» **Challenge**
Output the data word for word, dropping every image.
### Records supplied ###
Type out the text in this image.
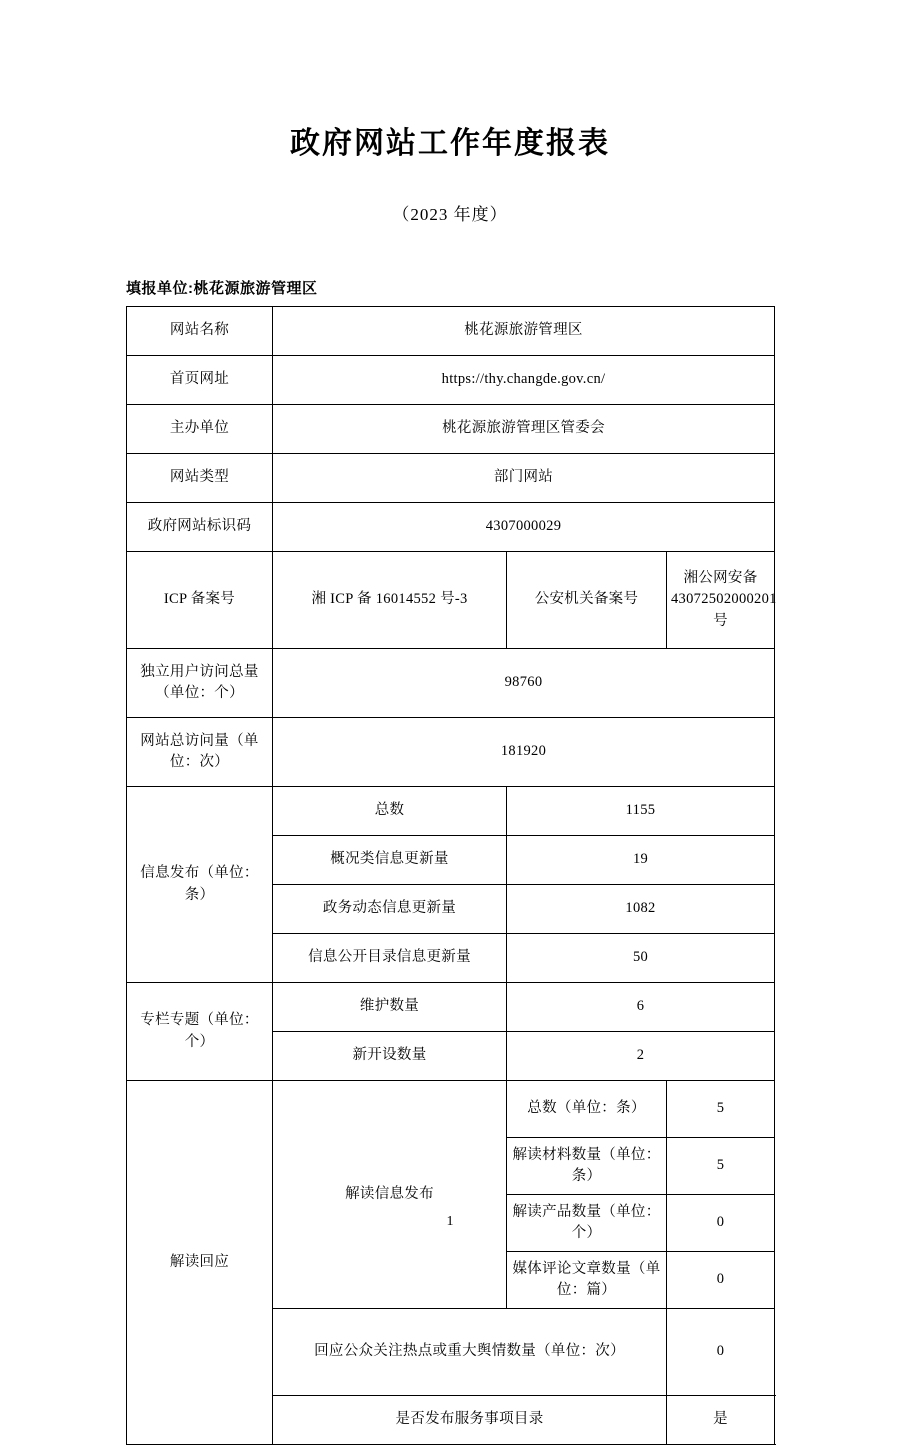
政府网站工作年度报表
（2023 年度）
填报单位:桃花源旅游管理区
网站名称	桃花源旅游管理区		
首页网址	https://thy.changde.gov.cn/		
主办单位	桃花源旅游管理区管委会		
网站类型	部门网站		
政府网站标识码	4307000029		
ICP 备案号	湘 ICP 备 16014552 号-3	公安机关备案号	湘公网安备 43072502000201 号
独立用户访问总量（单位：个）	98760		
网站总访问量（单位：次）	181920		
信息发布（单位：条）	总数	1155	
	概况类信息更新量	19	
	政务动态信息更新量	1082	
	信息公开目录信息更新量	50	
专栏专题（单位：个）	维护数量	6	
	新开设数量	2	
解读回应	解读信息发布	总数（单位：条）	5
		解读材料数量（单位：条）	5
		解读产品数量（单位：个）	0
		媒体评论文章数量（单位：篇）	0
	回应公众关注热点或重大舆情数量（单位：次）		0
	是否发布服务事项目录		是
1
###
» **Completed task**
Type out the text in this image.
政府网站工作年度报表
（2023 年度）
填报单位:桃花源旅游管理区
网站名称	桃花源旅游管理区		
首页网址	https://thy.changde.gov.cn/		
主办单位	桃花源旅游管理区管委会		
网站类型	部门网站		
政府网站标识码	4307000029		
ICP 备案号	湘 ICP 备 16014552 号-3	公安机关备案号	湘公网安备 43072502000201 号
独立用户访问总量（单位：个）	98760		
网站总访问量（单位：次）	181920		
信息发布（单位：条）	总数	1155	
	概况类信息更新量	19	
	政务动态信息更新量	1082	
	信息公开目录信息更新量	50	
专栏专题（单位：个）	维护数量	6	
	新开设数量	2	
解读回应	解读信息发布	总数（单位：条）	5
		解读材料数量（单位：条）	5
		解读产品数量（单位：个）	0
		媒体评论文章数量（单位：篇）	0
	回应公众关注热点或重大舆情数量（单位：次）		0
	是否发布服务事项目录		是
1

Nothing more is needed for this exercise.